---- Material for this task

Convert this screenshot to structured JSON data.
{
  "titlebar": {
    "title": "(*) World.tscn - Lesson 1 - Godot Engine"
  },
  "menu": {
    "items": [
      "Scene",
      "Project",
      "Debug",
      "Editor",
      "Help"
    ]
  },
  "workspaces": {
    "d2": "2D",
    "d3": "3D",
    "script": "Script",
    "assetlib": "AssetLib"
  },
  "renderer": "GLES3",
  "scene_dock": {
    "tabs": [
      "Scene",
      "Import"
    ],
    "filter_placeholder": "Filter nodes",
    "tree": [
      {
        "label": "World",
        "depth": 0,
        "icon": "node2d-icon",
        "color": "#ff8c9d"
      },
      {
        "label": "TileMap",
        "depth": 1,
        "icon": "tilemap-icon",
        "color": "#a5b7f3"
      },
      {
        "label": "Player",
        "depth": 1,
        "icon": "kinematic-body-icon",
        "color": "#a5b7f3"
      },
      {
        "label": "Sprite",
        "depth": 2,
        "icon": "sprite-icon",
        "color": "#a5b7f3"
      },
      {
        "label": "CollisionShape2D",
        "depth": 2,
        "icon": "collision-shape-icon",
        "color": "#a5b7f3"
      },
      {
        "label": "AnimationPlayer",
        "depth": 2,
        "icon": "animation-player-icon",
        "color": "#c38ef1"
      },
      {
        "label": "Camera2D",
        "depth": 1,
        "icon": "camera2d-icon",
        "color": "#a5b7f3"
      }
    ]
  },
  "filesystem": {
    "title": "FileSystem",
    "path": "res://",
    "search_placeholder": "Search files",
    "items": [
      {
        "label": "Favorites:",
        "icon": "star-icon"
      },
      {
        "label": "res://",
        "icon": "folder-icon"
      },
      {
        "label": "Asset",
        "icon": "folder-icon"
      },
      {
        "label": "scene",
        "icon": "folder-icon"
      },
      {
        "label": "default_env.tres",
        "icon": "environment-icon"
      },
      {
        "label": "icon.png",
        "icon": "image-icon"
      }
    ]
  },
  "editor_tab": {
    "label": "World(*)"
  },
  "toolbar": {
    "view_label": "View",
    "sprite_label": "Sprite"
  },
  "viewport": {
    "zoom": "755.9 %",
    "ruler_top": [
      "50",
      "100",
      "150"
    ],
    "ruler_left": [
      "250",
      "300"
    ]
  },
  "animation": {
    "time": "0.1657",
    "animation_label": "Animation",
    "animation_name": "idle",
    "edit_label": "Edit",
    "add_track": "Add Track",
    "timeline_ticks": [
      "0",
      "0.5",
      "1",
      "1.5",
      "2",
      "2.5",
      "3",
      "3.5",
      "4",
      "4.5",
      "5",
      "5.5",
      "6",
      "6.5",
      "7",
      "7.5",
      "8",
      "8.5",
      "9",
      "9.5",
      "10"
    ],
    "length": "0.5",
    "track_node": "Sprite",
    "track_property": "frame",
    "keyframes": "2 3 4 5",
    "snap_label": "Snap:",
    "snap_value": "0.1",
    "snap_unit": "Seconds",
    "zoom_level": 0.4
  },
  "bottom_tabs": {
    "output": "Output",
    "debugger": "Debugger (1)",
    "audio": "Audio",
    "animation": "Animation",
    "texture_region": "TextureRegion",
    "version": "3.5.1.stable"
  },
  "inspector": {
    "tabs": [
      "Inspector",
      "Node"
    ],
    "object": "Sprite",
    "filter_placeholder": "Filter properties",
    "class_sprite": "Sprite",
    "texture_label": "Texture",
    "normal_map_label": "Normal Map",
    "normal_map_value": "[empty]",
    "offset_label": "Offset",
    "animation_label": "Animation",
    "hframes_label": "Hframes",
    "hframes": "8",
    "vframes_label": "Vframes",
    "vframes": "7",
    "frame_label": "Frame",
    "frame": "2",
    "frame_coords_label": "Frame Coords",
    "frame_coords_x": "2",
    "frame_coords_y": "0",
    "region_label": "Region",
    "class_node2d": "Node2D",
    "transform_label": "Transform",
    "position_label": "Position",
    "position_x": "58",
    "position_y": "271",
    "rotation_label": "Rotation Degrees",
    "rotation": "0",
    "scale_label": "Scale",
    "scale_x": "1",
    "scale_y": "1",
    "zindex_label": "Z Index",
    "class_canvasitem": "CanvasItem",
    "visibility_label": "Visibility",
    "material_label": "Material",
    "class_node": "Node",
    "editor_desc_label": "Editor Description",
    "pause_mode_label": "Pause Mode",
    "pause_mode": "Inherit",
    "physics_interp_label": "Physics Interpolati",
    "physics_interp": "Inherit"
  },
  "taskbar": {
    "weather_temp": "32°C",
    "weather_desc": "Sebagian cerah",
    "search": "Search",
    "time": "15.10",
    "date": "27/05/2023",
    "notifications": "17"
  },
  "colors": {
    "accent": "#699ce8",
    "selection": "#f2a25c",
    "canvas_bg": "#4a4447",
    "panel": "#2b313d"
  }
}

--------

Problem to solve - Print the whole listing again, exactly.

Exercise output -
Convert this screenshot to structured JSON data.
{
  "titlebar": {
    "title": "(*) World.tscn - Lesson 1 - Godot Engine"
  },
  "menu": {
    "items": [
      "Scene",
      "Project",
      "Debug",
      "Editor",
      "Help"
    ]
  },
  "workspaces": {
    "d2": "2D",
    "d3": "3D",
    "script": "Script",
    "assetlib": "AssetLib"
  },
  "renderer": "GLES3",
  "scene_dock": {
    "tabs": [
      "Scene",
      "Import"
    ],
    "filter_placeholder": "Filter nodes",
    "tree": [
      {
        "label": "World",
        "depth": 0,
        "icon": "node2d-icon",
        "color": "#ff8c9d"
      },
      {
        "label": "TileMap",
        "depth": 1,
        "icon": "tilemap-icon",
        "color": "#a5b7f3"
      },
      {
        "label": "Player",
        "depth": 1,
        "icon": "kinematic-body-icon",
        "color": "#a5b7f3"
      },
      {
        "label": "Sprite",
        "depth": 2,
        "icon": "sprite-icon",
        "color": "#a5b7f3"
      },
      {
        "label": "CollisionShape2D",
        "depth": 2,
        "icon": "collision-shape-icon",
        "color": "#a5b7f3"
      },
      {
        "label": "AnimationPlayer",
        "depth": 2,
        "icon": "animation-player-icon",
        "color": "#c38ef1"
      },
      {
        "label": "Camera2D",
        "depth": 1,
        "icon": "camera2d-icon",
        "color": "#a5b7f3"
      }
    ]
  },
  "filesystem": {
    "title": "FileSystem",
    "path": "res://",
    "search_placeholder": "Search files",
    "items": [
      {
        "label": "Favorites:",
        "icon": "star-icon"
      },
      {
        "label": "res://",
        "icon": "folder-icon"
      },
      {
        "label": "Asset",
        "icon": "folder-icon"
      },
      {
        "label": "scene",
        "icon": "folder-icon"
      },
      {
        "label": "default_env.tres",
        "icon": "environment-icon"
      },
      {
        "label": "icon.png",
        "icon": "image-icon"
      }
    ]
  },
  "editor_tab": {
    "label": "World(*)"
  },
  "toolbar": {
    "view_label": "View",
    "sprite_label": "Sprite"
  },
  "viewport": {
    "zoom": "755.9 %",
    "ruler_top": [
      "50",
      "100",
      "150"
    ],
    "ruler_left": [
      "250",
      "300"
    ]
  },
  "animation": {
    "time": "0.1657",
    "animation_label": "Animation",
    "animation_name": "idle",
    "edit_label": "Edit",
    "add_track": "Add Track",
    "timeline_ticks": [
      "0",
      "0.5",
      "1",
      "1.5",
      "2",
      "2.5",
      "3",
      "3.5",
      "4",
      "4.5",
      "5",
      "5.5",
      "6",
      "6.5",
      "7",
      "7.5",
      "8",
      "8.5",
      "9",
      "9.5",
      "10"
    ],
    "length": "0.5",
    "track_node": "Sprite",
    "track_property": "frame",
    "keyframes": "2 3 4 5",
    "snap_label": "Snap:",
    "snap_value": "0.1",
    "snap_unit": "Seconds",
    "zoom_level": 0.4
  },
  "bottom_tabs": {
    "output": "Output",
    "debugger": "Debugger (1)",
    "audio": "Audio",
    "animation": "Animation",
    "texture_region": "TextureRegion",
    "version": "3.5.1.stable"
  },
  "inspector": {
    "tabs": [
      "Inspector",
      "Node"
    ],
    "object": "Sprite",
    "filter_placeholder": "Filter properties",
    "class_sprite": "Sprite",
    "texture_label": "Texture",
    "normal_map_label": "Normal Map",
    "normal_map_value": "[empty]",
    "offset_label": "Offset",
    "animation_label": "Animation",
    "hframes_label": "Hframes",
    "hframes": "8",
    "vframes_label": "Vframes",
    "vframes": "7",
    "frame_label": "Frame",
    "frame": "2",
    "frame_coords_label": "Frame Coords",
    "frame_coords_x": "2",
    "frame_coords_y": "0",
    "region_label": "Region",
    "class_node2d": "Node2D",
    "transform_label": "Transform",
    "position_label": "Position",
    "position_x": "58",
    "position_y": "271",
    "rotation_label": "Rotation Degrees",
    "rotation": "0",
    "scale_label": "Scale",
    "scale_x": "1",
    "scale_y": "1",
    "zindex_label": "Z Index",
    "class_canvasitem": "CanvasItem",
    "visibility_label": "Visibility",
    "material_label": "Material",
    "class_node": "Node",
    "editor_desc_label": "Editor Description",
    "pause_mode_label": "Pause Mode",
    "pause_mode": "Inherit",
    "physics_interp_label": "Physics Interpolati",
    "physics_interp": "Inherit"
  },
  "taskbar": {
    "weather_temp": "32°C",
    "weather_desc": "Sebagian cerah",
    "search": "Search",
    "time": "15.10",
    "date": "27/05/2023",
    "notifications": "17"
  },
  "colors": {
    "accent": "#699ce8",
    "selection": "#f2a25c",
    "canvas_bg": "#4a4447",
    "panel": "#2b313d"
  }
}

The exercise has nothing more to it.